SHORT PROBLEM: Each line containing the word "critiques" should be found and copied.

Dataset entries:
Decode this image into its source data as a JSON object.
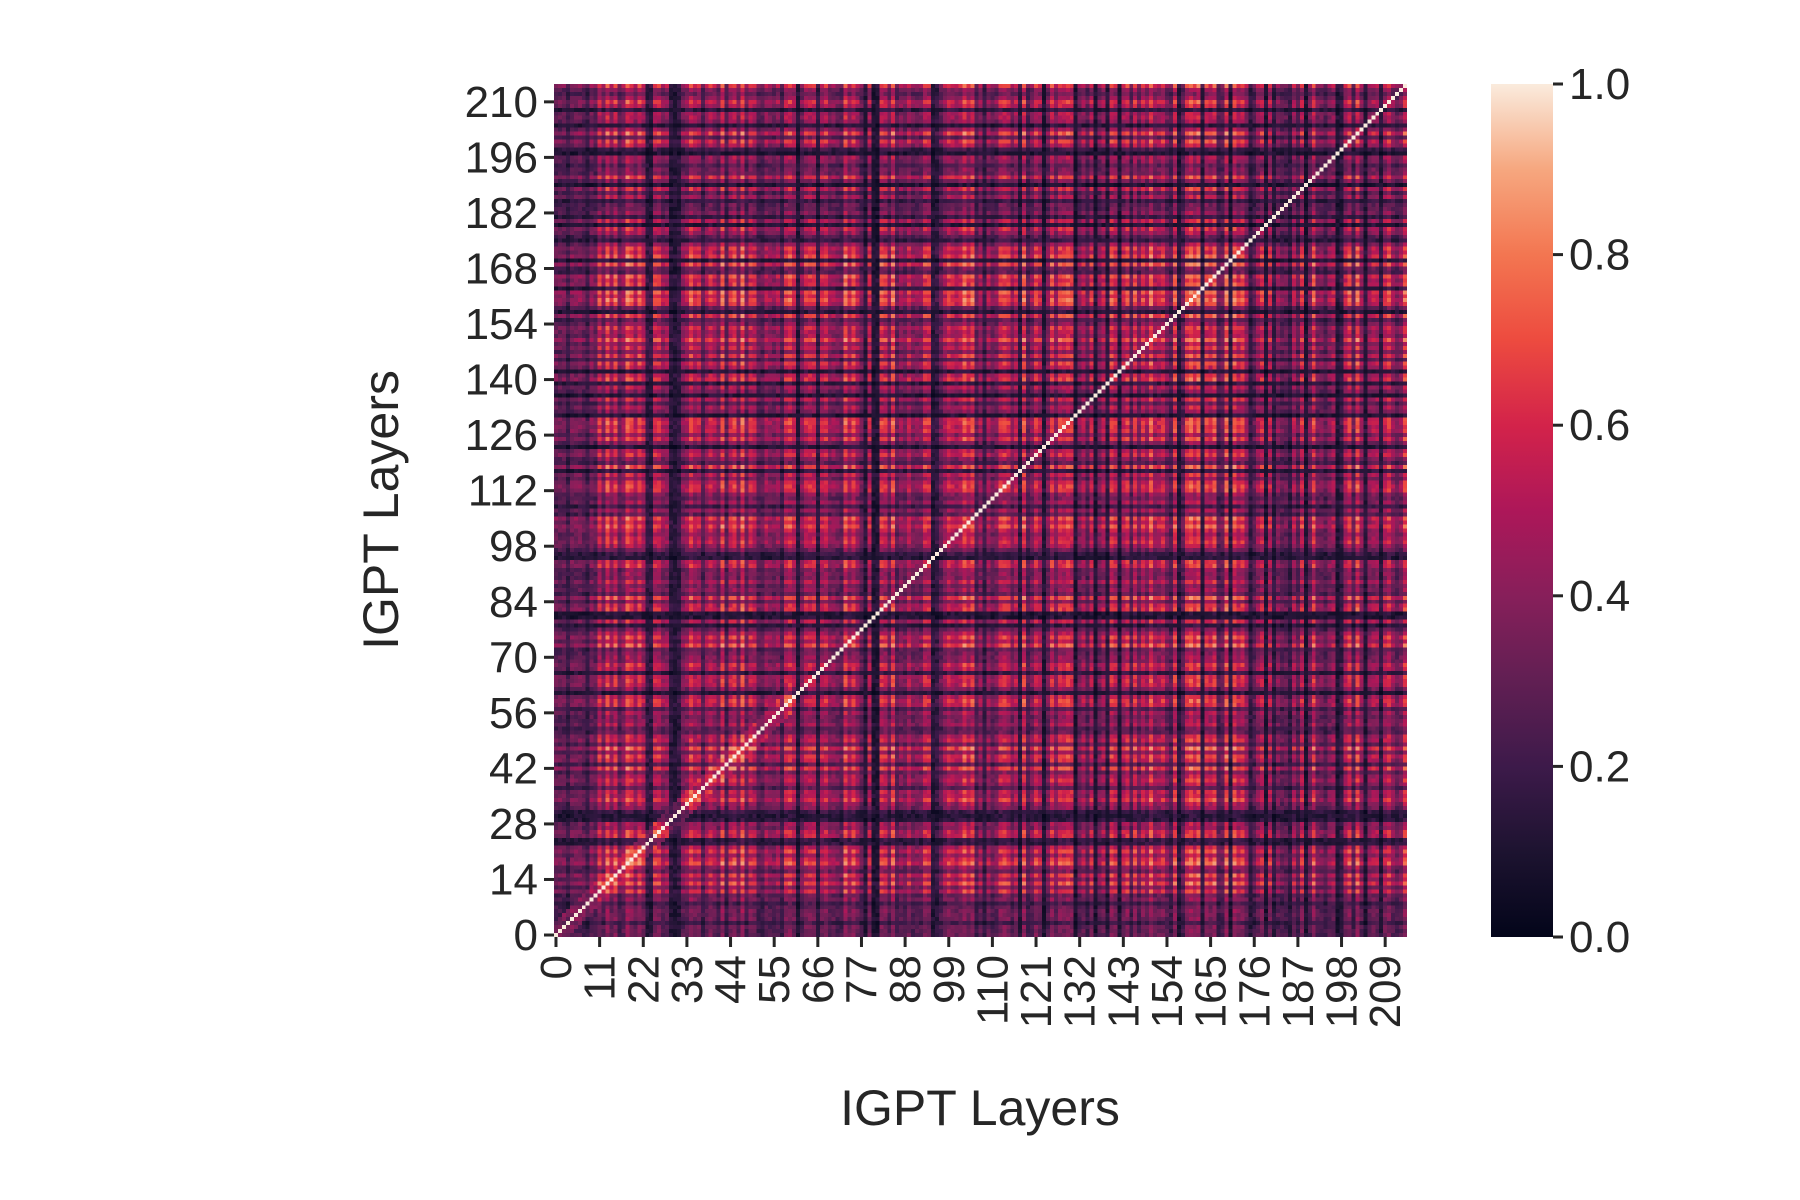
{
  "chart_data": {
    "type": "heatmap",
    "xlabel": "IGPT Layers",
    "ylabel": "IGPT Layers",
    "n": 215,
    "x_tick_labels": [
      "0",
      "11",
      "22",
      "33",
      "44",
      "55",
      "66",
      "77",
      "88",
      "99",
      "110",
      "121",
      "132",
      "143",
      "154",
      "165",
      "176",
      "187",
      "198",
      "209"
    ],
    "x_tick_values": [
      0,
      11,
      22,
      33,
      44,
      55,
      66,
      77,
      88,
      99,
      110,
      121,
      132,
      143,
      154,
      165,
      176,
      187,
      198,
      209
    ],
    "y_tick_labels": [
      "0",
      "14",
      "28",
      "42",
      "56",
      "70",
      "84",
      "98",
      "112",
      "126",
      "140",
      "154",
      "168",
      "182",
      "196",
      "210"
    ],
    "y_tick_values": [
      0,
      14,
      28,
      42,
      56,
      70,
      84,
      98,
      112,
      126,
      140,
      154,
      168,
      182,
      196,
      210
    ],
    "value_range": [
      0,
      1
    ],
    "diagonal_value": 1.0,
    "typical_offdiagonal_range": [
      0.05,
      0.8
    ],
    "colormap": "rocket",
    "colorbar": {
      "ticks": [
        0.0,
        0.2,
        0.4,
        0.6,
        0.8,
        1.0
      ],
      "tick_labels": [
        "0.0",
        "0.2",
        "0.4",
        "0.6",
        "0.8",
        "1.0"
      ]
    },
    "grid": false,
    "origin": "lower"
  }
}
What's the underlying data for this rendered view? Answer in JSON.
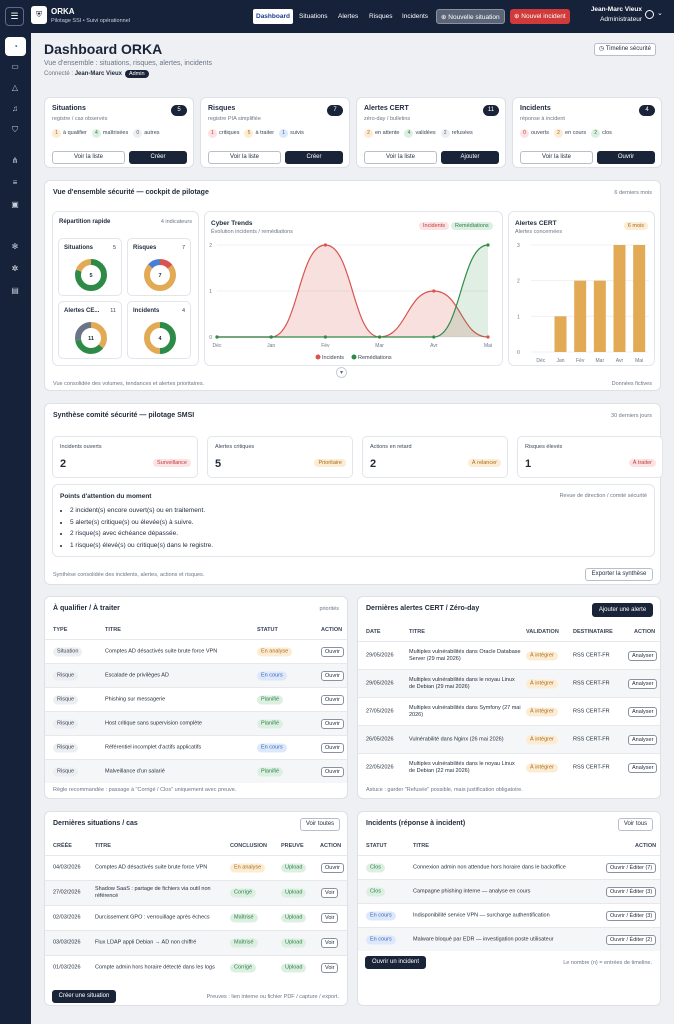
{
  "nav": {
    "menu_icon": "menu-icon",
    "logo_icon": "shield-icon",
    "brand": "ORKA",
    "subtitle": "Pilotage SSI • Suivi opérationnel",
    "links": [
      "Dashboard",
      "Situations",
      "Alertes",
      "Risques",
      "Incidents"
    ],
    "new_situation": "Nouvelle situation",
    "new_incident": "Nouvel incident",
    "user_name": "Jean-Marc Vieux",
    "user_role": "Administrateur"
  },
  "header": {
    "title": "Dashboard ORKA",
    "subtitle": "Vue d'ensemble : situations, risques, alertes, incidents",
    "connected_label": "Connecté :",
    "user": "Jean-Marc Vieux",
    "role_badge": "Admin",
    "timeline_button": "Timeline sécurité"
  },
  "summary": [
    {
      "title": "Situations",
      "subtitle": "registre / cas observés",
      "count": "5",
      "stats": [
        {
          "n": "1",
          "label": "à qualifier"
        },
        {
          "n": "4",
          "label": "maîtrisées"
        },
        {
          "n": "0",
          "label": "autres"
        }
      ],
      "btn1": "Voir la liste",
      "btn2": "Créer"
    },
    {
      "title": "Risques",
      "subtitle": "registre PIA simplifiée",
      "count": "7",
      "stats": [
        {
          "n": "1",
          "label": "critiques"
        },
        {
          "n": "5",
          "label": "à traiter"
        },
        {
          "n": "1",
          "label": "suivis"
        }
      ],
      "btn1": "Voir la liste",
      "btn2": "Créer"
    },
    {
      "title": "Alertes CERT",
      "subtitle": "zéro-day / bulletins",
      "count": "11",
      "stats": [
        {
          "n": "2",
          "label": "en attente"
        },
        {
          "n": "4",
          "label": "validées"
        },
        {
          "n": "2",
          "label": "refusées"
        }
      ],
      "btn1": "Voir la liste",
      "btn2": "Ajouter"
    },
    {
      "title": "Incidents",
      "subtitle": "réponse à incident",
      "count": "4",
      "stats": [
        {
          "n": "0",
          "label": "ouverts"
        },
        {
          "n": "2",
          "label": "en cours"
        },
        {
          "n": "2",
          "label": "clos"
        }
      ],
      "btn1": "Voir la liste",
      "btn2": "Ouvrir"
    }
  ],
  "overview": {
    "title": "Vue d'ensemble sécurité — cockpit de pilotage",
    "period": "6 derniers mois",
    "rapid_title": "Répartition rapide",
    "rapid_count": "4 indicateurs",
    "donuts": [
      {
        "label": "Situations",
        "value": "5"
      },
      {
        "label": "Risques",
        "value": "7"
      },
      {
        "label": "Alertes CE...",
        "value": "11"
      },
      {
        "label": "Incidents",
        "value": "4"
      }
    ],
    "trends_title": "Cyber Trends",
    "trends_sub": "Évolution incidents / remédiations",
    "tag1": "Incidents",
    "tag2": "Remédiations",
    "cert_title": "Alertes CERT",
    "cert_sub": "Alertes concernées",
    "cert_tag": "6 mois",
    "footer_left": "Vue consolidée des volumes, tendances et alertes prioritaires.",
    "footer_right": "Données fictives"
  },
  "chart_data": [
    {
      "type": "area",
      "title": "Cyber Trends",
      "categories": [
        "Déc",
        "Jan",
        "Fév",
        "Mar",
        "Avr",
        "Mai"
      ],
      "ylim": [
        0,
        2
      ],
      "yticks": [
        "0",
        "1",
        "2"
      ],
      "series": [
        {
          "name": "Incidents",
          "values": [
            0,
            0,
            2,
            0,
            1,
            0
          ]
        },
        {
          "name": "Remédiations",
          "values": [
            0,
            0,
            0,
            0,
            0,
            2
          ]
        }
      ]
    },
    {
      "type": "bar",
      "title": "Alertes CERT",
      "categories": [
        "Déc",
        "Jan",
        "Fév",
        "Mar",
        "Avr",
        "Mai"
      ],
      "ylim": [
        0,
        3
      ],
      "yticks": [
        "0",
        "1",
        "2",
        "3"
      ],
      "values": [
        0,
        1,
        2,
        2,
        3,
        3
      ]
    }
  ],
  "committee": {
    "title": "Synthèse comité sécurité — pilotage SMSI",
    "period": "30 derniers jours",
    "kpis": [
      {
        "label": "Incidents ouverts",
        "value": "2",
        "tag": "Surveillance"
      },
      {
        "label": "Alertes critiques",
        "value": "5",
        "tag": "Prioritaire"
      },
      {
        "label": "Actions en retard",
        "value": "2",
        "tag": "À relancer"
      },
      {
        "label": "Risques élevés",
        "value": "1",
        "tag": "À traiter"
      }
    ],
    "attention_title": "Points d'attention du moment",
    "attention_note": "Revue de direction / comité sécurité",
    "points": [
      "2 incident(s) encore ouvert(s) ou en traitement.",
      "5 alerte(s) critique(s) ou élevée(s) à suivre.",
      "2 risque(s) avec échéance dépassée.",
      "1 risque(s) élevé(s) ou critique(s) dans le registre."
    ],
    "footer": "Synthèse consolidée des incidents, alertes, actions et risques.",
    "export": "Exporter la synthèse"
  },
  "qualify": {
    "title": "À qualifier / À traiter",
    "badge": "priorités",
    "headers": [
      "TYPE",
      "TITRE",
      "STATUT",
      "ACTION"
    ],
    "rows": [
      {
        "type": "Situation",
        "title": "Comptes AD désactivés suite brute force VPN",
        "status": "En analyse",
        "action": "Ouvrir"
      },
      {
        "type": "Risque",
        "title": "Escalade de privilèges AD",
        "status": "En cours",
        "action": "Ouvrir"
      },
      {
        "type": "Risque",
        "title": "Phishing sur messagerie",
        "status": "Planifié",
        "action": "Ouvrir"
      },
      {
        "type": "Risque",
        "title": "Host critique sans supervision complète",
        "status": "Planifié",
        "action": "Ouvrir"
      },
      {
        "type": "Risque",
        "title": "Référentiel incomplet d'actifs applicatifs",
        "status": "En cours",
        "action": "Ouvrir"
      },
      {
        "type": "Risque",
        "title": "Malveillance d'un salarié",
        "status": "Planifié",
        "action": "Ouvrir"
      }
    ],
    "footer": "Règle recommandée : passage à \"Corrigé / Clos\" uniquement avec preuve."
  },
  "cert": {
    "title": "Dernières alertes CERT / Zéro-day",
    "add": "Ajouter une alerte",
    "headers": [
      "DATE",
      "TITRE",
      "VALIDATION",
      "DESTINATAIRE",
      "ACTION"
    ],
    "rows": [
      {
        "date": "29/05/2026",
        "title": "Multiples vulnérabilités dans Oracle Database Server (29 mai 2026)",
        "validation": "À intégrer",
        "dest": "RSS CERT-FR",
        "action": "Analyser"
      },
      {
        "date": "29/05/2026",
        "title": "Multiples vulnérabilités dans le noyau Linux de Debian (29 mai 2026)",
        "validation": "À intégrer",
        "dest": "RSS CERT-FR",
        "action": "Analyser"
      },
      {
        "date": "27/05/2026",
        "title": "Multiples vulnérabilités dans Symfony (27 mai 2026)",
        "validation": "À intégrer",
        "dest": "RSS CERT-FR",
        "action": "Analyser"
      },
      {
        "date": "26/05/2026",
        "title": "Vulnérabilité dans Nginx (26 mai 2026)",
        "validation": "À intégrer",
        "dest": "RSS CERT-FR",
        "action": "Analyser"
      },
      {
        "date": "22/05/2026",
        "title": "Multiples vulnérabilités dans le noyau Linux de Debian (22 mai 2026)",
        "validation": "À intégrer",
        "dest": "RSS CERT-FR",
        "action": "Analyser"
      }
    ],
    "footer": "Astuce : garder \"Refusée\" possible, mais justification obligatoire."
  },
  "situations": {
    "title": "Dernières situations / cas",
    "see_all": "Voir toutes",
    "headers": [
      "CRÉÉE",
      "TITRE",
      "CONCLUSION",
      "PREUVE",
      "ACTION"
    ],
    "rows": [
      {
        "date": "04/03/2026",
        "title": "Comptes AD désactivés suite brute force VPN",
        "conclusion": "En analyse",
        "proof": "Upload",
        "action": "Ouvrir"
      },
      {
        "date": "27/02/2026",
        "title": "Shadow SaaS : partage de fichiers via outil non référencé",
        "conclusion": "Corrigé",
        "proof": "Upload",
        "action": "Voir"
      },
      {
        "date": "02/03/2026",
        "title": "Durcissement GPO : verrouillage après échecs",
        "conclusion": "Maîtrisé",
        "proof": "Upload",
        "action": "Voir"
      },
      {
        "date": "03/03/2026",
        "title": "Flux LDAP appli Debian → AD non chiffré",
        "conclusion": "Maîtrisé",
        "proof": "Upload",
        "action": "Voir"
      },
      {
        "date": "01/03/2026",
        "title": "Compte admin hors horaire détecté dans les logs",
        "conclusion": "Corrigé",
        "proof": "Upload",
        "action": "Voir"
      }
    ],
    "create": "Créer une situation",
    "footer": "Preuves : lien interne ou fichier PDF / capture / export."
  },
  "incidents": {
    "title": "Incidents (réponse à incident)",
    "see_all": "Voir tous",
    "headers": [
      "STATUT",
      "TITRE",
      "ACTION"
    ],
    "rows": [
      {
        "status": "Clos",
        "title": "Connexion admin non attendue hors horaire dans le backoffice",
        "action": "Ouvrir / Éditer (7)"
      },
      {
        "status": "Clos",
        "title": "Campagne phishing interne — analyse en cours",
        "action": "Ouvrir / Éditer (3)"
      },
      {
        "status": "En cours",
        "title": "Indisponibilité service VPN — surcharge authentification",
        "action": "Ouvrir / Éditer (3)"
      },
      {
        "status": "En cours",
        "title": "Malware bloqué par EDR — investigation poste utilisateur",
        "action": "Ouvrir / Éditer (2)"
      }
    ],
    "open": "Ouvrir un incident",
    "footer": "Le nombre (n) = entrées de timeline."
  },
  "colors": {
    "navy": "#16223a",
    "red": "#d9534f",
    "green": "#2e8b47",
    "amber": "#e2aa55"
  }
}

CORRECT OUTPUT:
          "label": "critiques"
        "label": "Alertes critiques",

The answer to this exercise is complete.